◆ Written problem
Copy the records below exactly, leaving out every picture.

◆ Rows
***
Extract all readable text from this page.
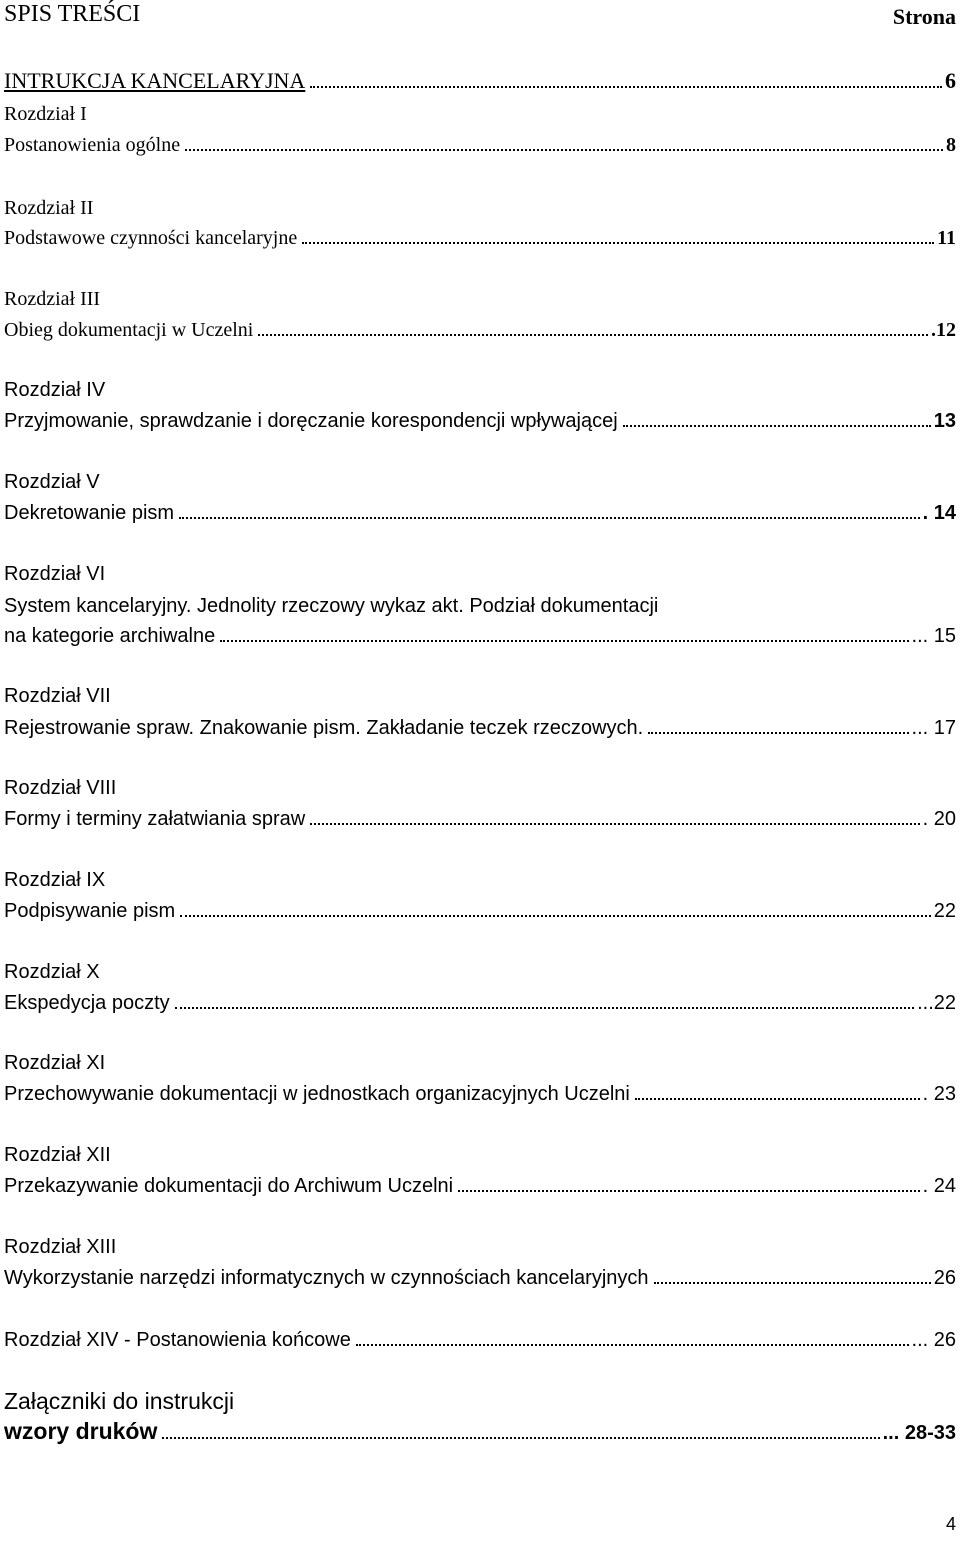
SPIS TREŚCI	Strona
INTRUKCJA KANCELARYJNA	6
Rozdział I
Postanowienia ogólne	8
Rozdział II
Podstawowe czynności kancelaryjne	11
Rozdział III
Obieg dokumentacji w Uczelni	.12
Rozdział IV
Przyjmowanie, sprawdzanie i doręczanie korespondencji wpływającej	13
Rozdział V
Dekretowanie pism	. 14
Rozdział VI
System kancelaryjny. Jednolity rzeczowy wykaz akt. Podział dokumentacji
na kategorie archiwalne	... 15
Rozdział VII
Rejestrowanie spraw. Znakowanie pism. Zakładanie teczek rzeczowych.	... 17
Rozdział VIII
Formy i terminy załatwiania spraw	. 20
Rozdział IX
Podpisywanie pism	22
Rozdział X
Ekspedycja poczty	...22
Rozdział XI
Przechowywanie dokumentacji w jednostkach organizacyjnych Uczelni	. 23
Rozdział XII
Przekazywanie dokumentacji do Archiwum Uczelni	. 24
Rozdział XIII
Wykorzystanie narzędzi informatycznych w czynnościach kancelaryjnych	26
Rozdział XIV - Postanowienia końcowe	... 26
Załączniki do instrukcji
wzory druków	... 28-33
4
***
◆ Exercise solution
Extract all readable text from this page.
SPIS TREŚCI	Strona
INTRUKCJA KANCELARYJNA	6
Rozdział I
Postanowienia ogólne	8
Rozdział II
Podstawowe czynności kancelaryjne	11
Rozdział III
Obieg dokumentacji w Uczelni	.12
Rozdział IV
Przyjmowanie, sprawdzanie i doręczanie korespondencji wpływającej	13
Rozdział V
Dekretowanie pism	. 14
Rozdział VI
System kancelaryjny. Jednolity rzeczowy wykaz akt. Podział dokumentacji
na kategorie archiwalne	... 15
Rozdział VII
Rejestrowanie spraw. Znakowanie pism. Zakładanie teczek rzeczowych.	... 17
Rozdział VIII
Formy i terminy załatwiania spraw	. 20
Rozdział IX
Podpisywanie pism	22
Rozdział X
Ekspedycja poczty	...22
Rozdział XI
Przechowywanie dokumentacji w jednostkach organizacyjnych Uczelni	. 23
Rozdział XII
Przekazywanie dokumentacji do Archiwum Uczelni	. 24
Rozdział XIII
Wykorzystanie narzędzi informatycznych w czynnościach kancelaryjnych	26
Rozdział XIV - Postanowienia końcowe	... 26
Załączniki do instrukcji
wzory druków	... 28-33
4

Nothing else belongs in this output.